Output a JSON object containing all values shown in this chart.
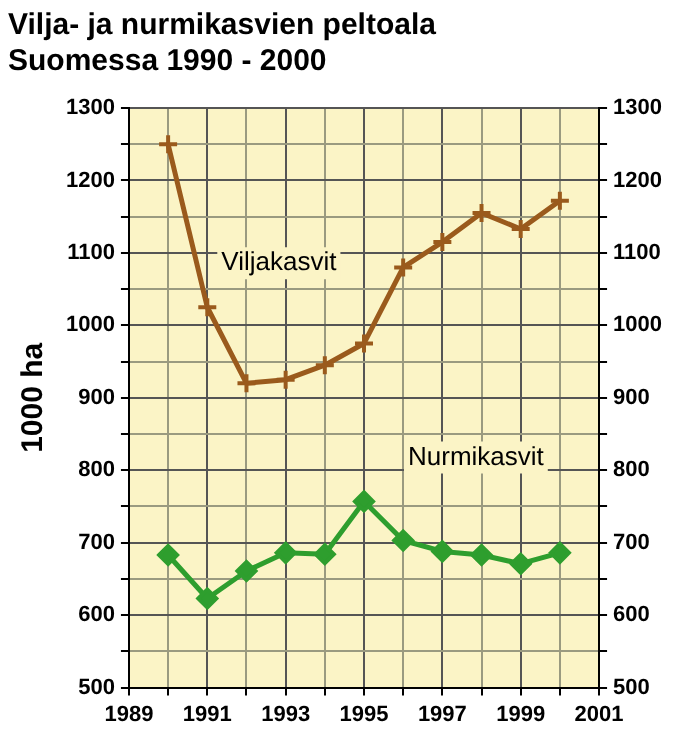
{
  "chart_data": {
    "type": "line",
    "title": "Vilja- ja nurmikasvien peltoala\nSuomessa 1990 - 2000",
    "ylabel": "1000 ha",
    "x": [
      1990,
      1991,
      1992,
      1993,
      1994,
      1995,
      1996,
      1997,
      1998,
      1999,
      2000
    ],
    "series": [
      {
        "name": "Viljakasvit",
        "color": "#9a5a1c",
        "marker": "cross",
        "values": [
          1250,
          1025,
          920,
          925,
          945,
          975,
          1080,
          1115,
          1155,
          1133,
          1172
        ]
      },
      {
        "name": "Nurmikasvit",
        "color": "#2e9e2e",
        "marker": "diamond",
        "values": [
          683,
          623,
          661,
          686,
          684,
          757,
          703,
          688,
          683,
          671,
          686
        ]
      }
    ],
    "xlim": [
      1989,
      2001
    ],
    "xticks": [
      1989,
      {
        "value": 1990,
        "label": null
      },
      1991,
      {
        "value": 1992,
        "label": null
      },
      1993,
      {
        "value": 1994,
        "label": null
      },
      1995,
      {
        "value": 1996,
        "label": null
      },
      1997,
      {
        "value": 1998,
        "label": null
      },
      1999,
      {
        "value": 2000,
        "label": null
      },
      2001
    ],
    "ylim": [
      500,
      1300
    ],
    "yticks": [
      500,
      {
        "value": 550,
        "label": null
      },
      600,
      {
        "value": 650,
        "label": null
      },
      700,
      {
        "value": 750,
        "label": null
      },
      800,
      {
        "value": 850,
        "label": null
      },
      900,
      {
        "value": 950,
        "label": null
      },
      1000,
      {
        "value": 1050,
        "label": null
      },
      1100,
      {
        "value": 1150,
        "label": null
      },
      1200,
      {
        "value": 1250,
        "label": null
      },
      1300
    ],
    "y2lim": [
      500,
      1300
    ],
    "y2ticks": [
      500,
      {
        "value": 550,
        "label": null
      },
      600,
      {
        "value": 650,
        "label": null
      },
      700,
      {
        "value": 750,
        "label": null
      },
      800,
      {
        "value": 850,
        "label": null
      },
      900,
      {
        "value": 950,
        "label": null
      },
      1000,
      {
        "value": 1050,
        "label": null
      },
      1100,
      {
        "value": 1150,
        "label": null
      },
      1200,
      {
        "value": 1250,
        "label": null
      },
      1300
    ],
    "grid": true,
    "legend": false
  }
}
::::::::::
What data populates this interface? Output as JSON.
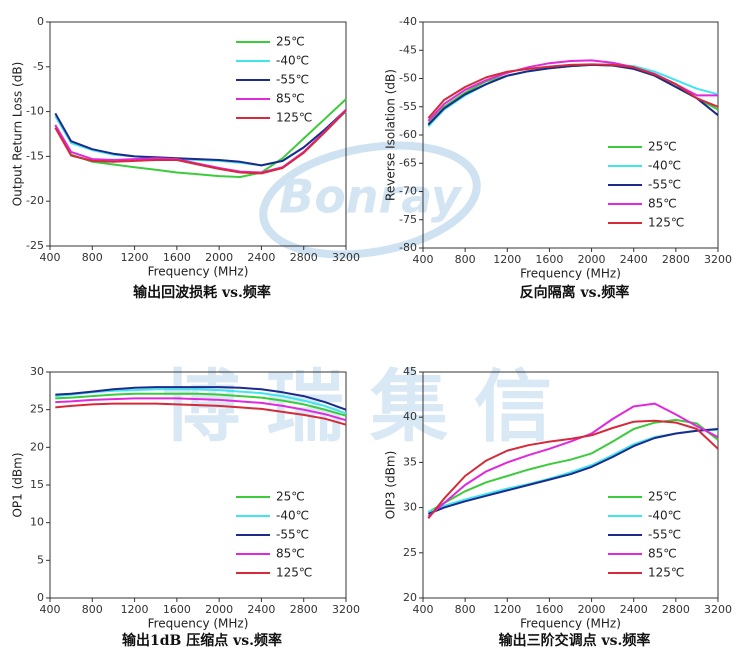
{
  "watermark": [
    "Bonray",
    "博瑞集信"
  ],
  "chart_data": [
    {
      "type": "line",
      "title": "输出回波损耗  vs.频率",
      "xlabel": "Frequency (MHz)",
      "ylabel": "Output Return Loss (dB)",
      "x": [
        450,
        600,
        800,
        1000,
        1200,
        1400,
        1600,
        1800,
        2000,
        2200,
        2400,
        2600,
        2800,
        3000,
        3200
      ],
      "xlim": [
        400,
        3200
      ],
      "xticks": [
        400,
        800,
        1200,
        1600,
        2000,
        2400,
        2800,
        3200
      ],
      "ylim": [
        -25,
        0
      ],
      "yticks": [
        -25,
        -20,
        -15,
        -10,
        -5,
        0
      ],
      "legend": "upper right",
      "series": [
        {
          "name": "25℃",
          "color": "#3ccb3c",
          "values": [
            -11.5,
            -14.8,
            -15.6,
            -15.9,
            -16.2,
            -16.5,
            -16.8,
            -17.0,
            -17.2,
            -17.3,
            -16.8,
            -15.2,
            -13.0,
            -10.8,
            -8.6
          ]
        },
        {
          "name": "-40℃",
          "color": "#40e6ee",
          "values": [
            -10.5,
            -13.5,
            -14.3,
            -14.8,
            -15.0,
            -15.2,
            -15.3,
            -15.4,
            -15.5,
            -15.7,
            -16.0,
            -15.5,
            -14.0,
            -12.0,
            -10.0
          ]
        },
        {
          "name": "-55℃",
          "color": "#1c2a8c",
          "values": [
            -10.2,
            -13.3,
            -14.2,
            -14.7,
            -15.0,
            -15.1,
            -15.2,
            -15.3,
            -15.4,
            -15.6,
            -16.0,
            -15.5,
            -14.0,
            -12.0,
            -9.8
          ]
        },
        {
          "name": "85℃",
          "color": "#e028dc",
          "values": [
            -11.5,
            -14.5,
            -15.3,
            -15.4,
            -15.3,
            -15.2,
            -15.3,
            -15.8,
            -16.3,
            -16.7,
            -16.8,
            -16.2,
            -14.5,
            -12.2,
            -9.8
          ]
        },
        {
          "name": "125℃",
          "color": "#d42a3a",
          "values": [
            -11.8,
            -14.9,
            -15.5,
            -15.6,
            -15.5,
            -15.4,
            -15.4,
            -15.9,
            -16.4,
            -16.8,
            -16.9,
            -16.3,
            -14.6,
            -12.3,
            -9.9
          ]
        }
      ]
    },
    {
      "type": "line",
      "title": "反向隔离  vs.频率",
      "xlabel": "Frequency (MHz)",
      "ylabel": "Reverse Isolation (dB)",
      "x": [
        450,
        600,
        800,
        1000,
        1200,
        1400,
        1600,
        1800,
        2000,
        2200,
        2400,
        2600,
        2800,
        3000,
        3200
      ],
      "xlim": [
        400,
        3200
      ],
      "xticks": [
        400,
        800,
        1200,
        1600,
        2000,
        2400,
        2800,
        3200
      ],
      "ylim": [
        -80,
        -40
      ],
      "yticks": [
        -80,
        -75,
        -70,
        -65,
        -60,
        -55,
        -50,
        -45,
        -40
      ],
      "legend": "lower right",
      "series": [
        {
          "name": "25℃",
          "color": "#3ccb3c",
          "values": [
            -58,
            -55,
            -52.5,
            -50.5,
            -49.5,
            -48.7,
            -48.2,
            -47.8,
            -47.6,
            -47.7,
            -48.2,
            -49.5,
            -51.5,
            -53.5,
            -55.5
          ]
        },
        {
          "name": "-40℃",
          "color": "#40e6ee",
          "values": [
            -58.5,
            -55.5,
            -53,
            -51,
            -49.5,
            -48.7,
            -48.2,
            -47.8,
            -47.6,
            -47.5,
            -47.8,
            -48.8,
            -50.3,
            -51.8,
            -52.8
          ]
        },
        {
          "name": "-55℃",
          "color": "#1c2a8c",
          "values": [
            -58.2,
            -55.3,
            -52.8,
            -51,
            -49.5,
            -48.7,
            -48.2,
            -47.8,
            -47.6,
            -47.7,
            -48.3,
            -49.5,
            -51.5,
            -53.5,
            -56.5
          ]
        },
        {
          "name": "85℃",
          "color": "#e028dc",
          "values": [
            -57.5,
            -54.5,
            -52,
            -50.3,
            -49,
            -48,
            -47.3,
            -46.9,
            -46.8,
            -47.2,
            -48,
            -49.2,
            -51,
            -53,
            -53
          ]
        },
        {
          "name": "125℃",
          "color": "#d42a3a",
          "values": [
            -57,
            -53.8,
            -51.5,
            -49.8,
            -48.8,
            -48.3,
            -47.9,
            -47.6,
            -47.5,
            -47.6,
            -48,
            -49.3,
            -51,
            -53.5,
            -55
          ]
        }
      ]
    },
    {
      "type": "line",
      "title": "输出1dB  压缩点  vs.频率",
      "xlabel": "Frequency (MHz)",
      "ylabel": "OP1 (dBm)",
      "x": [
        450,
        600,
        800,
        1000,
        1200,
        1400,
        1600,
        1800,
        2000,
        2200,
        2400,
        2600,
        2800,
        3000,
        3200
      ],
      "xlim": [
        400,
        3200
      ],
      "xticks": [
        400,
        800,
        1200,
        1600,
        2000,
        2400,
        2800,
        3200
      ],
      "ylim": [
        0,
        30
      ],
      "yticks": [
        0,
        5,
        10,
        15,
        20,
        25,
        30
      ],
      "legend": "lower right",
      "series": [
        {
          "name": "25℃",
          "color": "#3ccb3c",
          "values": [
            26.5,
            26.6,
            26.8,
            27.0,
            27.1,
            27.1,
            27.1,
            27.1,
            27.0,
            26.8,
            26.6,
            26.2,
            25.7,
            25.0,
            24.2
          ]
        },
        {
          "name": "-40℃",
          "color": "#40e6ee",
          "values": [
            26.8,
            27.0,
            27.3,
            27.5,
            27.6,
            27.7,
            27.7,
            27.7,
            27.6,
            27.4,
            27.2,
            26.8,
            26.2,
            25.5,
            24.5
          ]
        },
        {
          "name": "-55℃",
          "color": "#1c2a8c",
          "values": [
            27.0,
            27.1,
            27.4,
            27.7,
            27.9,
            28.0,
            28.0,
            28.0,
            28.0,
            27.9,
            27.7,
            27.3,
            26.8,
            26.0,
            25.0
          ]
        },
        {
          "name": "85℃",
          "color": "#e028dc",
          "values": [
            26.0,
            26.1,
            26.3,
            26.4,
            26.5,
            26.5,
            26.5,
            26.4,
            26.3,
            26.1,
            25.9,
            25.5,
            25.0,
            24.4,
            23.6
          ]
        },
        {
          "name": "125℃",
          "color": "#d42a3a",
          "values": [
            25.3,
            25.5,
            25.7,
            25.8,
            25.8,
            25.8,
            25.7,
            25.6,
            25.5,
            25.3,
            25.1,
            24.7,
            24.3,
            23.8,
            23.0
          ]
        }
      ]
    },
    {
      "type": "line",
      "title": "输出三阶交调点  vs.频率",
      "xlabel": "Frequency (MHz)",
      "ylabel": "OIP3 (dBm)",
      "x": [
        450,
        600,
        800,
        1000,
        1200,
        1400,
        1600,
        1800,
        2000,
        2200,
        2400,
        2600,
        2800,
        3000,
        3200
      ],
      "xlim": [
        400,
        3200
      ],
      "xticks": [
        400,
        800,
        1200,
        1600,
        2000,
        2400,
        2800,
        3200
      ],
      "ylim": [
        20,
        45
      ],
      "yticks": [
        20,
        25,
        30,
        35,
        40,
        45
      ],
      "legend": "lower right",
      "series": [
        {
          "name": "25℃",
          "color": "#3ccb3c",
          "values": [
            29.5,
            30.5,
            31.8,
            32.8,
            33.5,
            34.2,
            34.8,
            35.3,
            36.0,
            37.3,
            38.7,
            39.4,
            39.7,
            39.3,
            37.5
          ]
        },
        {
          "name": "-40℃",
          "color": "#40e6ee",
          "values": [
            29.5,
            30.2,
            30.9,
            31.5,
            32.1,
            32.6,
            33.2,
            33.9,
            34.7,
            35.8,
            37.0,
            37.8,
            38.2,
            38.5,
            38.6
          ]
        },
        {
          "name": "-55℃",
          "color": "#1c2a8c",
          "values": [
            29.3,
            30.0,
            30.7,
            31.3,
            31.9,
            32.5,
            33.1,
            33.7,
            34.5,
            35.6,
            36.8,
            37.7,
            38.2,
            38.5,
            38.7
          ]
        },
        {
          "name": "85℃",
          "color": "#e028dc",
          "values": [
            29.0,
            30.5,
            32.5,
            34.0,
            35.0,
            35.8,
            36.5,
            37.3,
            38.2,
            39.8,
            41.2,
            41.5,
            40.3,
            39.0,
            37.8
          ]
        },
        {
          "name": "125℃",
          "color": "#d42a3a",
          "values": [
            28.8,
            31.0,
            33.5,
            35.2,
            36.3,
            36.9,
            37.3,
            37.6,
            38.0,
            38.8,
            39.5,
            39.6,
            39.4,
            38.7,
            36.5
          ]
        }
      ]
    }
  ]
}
::::::::::
Copy out every line of the material above that mentions the word "this".

Output a JSON object containing all values shown in this chart.
What data populates this interface? Output as JSON.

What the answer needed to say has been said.